▸ **Task goal**
Lines that include the word "lefind" are the ones to copy.

----- Material provided

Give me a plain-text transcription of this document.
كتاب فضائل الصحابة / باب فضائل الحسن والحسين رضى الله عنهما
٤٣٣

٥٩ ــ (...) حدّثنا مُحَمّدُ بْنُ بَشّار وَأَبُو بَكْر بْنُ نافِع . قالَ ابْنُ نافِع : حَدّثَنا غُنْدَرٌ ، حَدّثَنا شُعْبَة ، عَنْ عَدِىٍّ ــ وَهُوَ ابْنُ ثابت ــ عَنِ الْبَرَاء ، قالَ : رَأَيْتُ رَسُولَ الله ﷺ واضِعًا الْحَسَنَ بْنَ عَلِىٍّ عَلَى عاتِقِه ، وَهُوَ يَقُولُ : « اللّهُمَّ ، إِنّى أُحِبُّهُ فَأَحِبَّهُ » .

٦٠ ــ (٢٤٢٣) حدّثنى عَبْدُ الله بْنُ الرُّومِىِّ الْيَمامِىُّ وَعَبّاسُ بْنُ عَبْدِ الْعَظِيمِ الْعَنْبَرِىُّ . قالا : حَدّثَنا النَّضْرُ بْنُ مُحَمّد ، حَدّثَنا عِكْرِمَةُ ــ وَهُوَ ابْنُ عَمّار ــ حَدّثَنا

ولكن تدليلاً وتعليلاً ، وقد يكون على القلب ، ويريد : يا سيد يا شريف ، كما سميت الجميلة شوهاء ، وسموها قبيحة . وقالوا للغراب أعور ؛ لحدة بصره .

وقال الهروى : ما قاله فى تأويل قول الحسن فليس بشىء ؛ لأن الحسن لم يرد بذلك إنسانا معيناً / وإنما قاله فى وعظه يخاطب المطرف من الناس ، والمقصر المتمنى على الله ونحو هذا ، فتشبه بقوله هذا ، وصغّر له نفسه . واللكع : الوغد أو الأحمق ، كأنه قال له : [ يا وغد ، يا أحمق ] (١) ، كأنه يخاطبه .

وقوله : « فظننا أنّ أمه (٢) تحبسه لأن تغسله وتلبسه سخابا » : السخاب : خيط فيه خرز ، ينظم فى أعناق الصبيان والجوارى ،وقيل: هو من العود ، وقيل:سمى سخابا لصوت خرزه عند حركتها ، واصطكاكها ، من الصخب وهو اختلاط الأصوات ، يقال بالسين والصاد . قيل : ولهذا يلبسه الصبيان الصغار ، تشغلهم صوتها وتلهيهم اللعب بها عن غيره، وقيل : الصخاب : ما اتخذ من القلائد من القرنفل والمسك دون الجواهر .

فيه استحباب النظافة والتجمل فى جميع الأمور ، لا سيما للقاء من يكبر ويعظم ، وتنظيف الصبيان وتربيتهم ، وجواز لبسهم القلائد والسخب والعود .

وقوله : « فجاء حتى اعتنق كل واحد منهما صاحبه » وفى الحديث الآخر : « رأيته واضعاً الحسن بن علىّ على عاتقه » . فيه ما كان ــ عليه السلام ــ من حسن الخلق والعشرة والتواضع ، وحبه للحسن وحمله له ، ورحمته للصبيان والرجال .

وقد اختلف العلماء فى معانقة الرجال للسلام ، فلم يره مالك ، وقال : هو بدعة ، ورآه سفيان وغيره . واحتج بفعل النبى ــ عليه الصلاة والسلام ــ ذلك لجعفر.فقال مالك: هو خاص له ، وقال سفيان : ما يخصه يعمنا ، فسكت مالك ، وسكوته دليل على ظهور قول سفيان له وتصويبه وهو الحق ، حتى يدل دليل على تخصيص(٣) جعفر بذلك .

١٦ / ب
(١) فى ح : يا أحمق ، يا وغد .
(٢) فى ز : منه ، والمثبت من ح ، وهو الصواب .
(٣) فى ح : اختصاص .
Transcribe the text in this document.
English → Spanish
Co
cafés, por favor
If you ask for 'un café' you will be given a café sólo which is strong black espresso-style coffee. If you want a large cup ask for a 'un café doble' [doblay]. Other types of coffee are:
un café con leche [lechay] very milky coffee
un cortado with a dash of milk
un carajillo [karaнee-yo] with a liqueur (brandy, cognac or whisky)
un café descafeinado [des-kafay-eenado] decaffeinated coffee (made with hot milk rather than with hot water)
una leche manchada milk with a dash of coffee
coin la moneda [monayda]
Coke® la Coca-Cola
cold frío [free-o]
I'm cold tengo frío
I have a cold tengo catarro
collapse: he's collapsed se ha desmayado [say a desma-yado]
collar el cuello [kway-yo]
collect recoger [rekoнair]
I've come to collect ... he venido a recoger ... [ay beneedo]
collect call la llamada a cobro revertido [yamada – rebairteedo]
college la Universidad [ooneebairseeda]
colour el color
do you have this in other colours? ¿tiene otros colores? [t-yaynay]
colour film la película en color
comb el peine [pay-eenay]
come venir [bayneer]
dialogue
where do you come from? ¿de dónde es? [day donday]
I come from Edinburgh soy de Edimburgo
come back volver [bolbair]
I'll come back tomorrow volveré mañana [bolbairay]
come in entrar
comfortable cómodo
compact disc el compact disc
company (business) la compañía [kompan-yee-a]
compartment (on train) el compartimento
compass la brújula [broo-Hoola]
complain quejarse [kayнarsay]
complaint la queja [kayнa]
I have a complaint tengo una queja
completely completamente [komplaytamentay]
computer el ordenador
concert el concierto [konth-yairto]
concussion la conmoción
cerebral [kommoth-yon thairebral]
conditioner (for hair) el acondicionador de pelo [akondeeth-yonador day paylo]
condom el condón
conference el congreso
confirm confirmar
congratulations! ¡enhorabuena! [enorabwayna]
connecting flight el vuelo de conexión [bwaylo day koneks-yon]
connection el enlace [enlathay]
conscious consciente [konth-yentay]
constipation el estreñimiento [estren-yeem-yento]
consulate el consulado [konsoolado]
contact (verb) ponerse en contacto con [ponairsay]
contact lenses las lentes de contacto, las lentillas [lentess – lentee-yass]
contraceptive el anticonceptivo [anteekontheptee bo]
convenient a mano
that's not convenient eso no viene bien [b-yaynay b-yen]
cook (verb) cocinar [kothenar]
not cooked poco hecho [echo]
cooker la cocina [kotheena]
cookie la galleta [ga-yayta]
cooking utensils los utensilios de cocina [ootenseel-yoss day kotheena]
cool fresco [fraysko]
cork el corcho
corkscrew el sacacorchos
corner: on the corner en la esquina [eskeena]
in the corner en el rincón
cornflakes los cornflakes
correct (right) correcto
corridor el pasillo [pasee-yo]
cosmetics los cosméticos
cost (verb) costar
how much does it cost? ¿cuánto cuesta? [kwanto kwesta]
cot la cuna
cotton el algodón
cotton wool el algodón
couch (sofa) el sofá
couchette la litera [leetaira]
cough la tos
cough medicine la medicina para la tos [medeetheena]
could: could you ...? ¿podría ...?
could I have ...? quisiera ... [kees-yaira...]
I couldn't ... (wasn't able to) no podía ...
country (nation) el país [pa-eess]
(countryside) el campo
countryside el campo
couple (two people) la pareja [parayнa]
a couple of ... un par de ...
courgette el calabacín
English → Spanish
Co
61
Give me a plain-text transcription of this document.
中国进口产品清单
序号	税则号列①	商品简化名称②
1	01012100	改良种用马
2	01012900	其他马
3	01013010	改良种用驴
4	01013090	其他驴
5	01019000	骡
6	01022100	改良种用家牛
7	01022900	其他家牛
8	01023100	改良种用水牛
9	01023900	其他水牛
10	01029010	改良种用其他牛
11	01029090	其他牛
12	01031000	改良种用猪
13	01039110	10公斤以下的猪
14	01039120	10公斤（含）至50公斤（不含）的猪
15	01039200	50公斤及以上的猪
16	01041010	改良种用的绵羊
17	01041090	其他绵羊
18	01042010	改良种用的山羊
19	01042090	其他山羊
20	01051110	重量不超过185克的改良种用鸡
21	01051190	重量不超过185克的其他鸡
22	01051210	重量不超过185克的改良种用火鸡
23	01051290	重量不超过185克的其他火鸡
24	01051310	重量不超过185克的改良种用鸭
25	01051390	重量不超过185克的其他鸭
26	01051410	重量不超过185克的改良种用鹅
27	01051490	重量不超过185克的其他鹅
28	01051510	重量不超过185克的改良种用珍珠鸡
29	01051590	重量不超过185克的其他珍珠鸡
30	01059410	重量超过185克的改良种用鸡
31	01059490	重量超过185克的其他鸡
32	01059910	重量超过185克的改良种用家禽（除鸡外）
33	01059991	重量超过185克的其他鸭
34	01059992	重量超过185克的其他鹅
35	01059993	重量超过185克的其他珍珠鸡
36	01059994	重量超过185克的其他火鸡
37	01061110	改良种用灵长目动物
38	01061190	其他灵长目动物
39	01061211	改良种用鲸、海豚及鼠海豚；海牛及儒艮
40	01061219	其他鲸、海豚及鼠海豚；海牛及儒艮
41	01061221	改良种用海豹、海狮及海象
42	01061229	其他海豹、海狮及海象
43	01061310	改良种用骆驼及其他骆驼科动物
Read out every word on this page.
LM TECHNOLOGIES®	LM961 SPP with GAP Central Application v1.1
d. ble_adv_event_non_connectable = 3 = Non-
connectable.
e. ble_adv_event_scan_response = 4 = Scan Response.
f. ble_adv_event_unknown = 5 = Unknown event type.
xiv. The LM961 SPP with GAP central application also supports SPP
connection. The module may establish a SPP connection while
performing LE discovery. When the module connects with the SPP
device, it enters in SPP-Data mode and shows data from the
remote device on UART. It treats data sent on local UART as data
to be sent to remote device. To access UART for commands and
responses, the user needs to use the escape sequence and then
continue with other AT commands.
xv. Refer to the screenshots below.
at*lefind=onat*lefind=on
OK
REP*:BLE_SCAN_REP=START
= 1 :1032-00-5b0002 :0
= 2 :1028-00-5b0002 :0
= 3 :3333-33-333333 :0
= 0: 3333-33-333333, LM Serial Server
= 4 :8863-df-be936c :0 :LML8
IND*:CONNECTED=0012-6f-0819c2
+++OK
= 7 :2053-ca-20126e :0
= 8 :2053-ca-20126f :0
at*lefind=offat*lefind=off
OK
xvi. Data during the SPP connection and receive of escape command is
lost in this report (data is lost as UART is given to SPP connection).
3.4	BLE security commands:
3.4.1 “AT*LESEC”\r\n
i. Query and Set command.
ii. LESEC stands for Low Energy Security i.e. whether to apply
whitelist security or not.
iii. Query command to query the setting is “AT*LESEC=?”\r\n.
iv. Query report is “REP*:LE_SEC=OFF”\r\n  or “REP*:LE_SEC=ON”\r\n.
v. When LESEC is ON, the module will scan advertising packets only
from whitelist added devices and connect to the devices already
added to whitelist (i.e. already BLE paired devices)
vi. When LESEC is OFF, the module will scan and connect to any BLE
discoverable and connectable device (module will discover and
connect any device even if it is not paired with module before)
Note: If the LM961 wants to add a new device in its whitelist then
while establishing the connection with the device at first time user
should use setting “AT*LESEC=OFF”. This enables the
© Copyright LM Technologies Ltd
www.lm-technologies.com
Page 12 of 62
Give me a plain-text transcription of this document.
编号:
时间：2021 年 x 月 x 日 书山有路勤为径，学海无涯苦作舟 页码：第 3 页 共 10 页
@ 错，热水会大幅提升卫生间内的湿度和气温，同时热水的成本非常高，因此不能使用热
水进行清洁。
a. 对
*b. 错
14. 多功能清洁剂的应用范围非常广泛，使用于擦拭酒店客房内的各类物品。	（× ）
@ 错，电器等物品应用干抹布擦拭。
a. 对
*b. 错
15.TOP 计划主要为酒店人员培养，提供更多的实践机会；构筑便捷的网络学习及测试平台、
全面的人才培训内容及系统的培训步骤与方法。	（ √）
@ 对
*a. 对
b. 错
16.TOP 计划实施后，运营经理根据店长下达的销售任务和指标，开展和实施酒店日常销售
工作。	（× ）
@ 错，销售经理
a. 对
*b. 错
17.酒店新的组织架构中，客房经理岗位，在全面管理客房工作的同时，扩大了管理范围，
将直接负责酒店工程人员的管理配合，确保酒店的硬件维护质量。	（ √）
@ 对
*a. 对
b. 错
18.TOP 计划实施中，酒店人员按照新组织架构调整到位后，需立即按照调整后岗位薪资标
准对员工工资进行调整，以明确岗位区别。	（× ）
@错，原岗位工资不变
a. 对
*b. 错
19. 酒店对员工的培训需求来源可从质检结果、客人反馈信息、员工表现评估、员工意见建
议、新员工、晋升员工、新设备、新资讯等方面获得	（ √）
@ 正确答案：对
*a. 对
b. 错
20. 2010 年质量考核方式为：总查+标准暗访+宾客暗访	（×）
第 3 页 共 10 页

----------

▸ **Task result**
at*lefind=onat*lefind=on
at*lefind=offat*lefind=off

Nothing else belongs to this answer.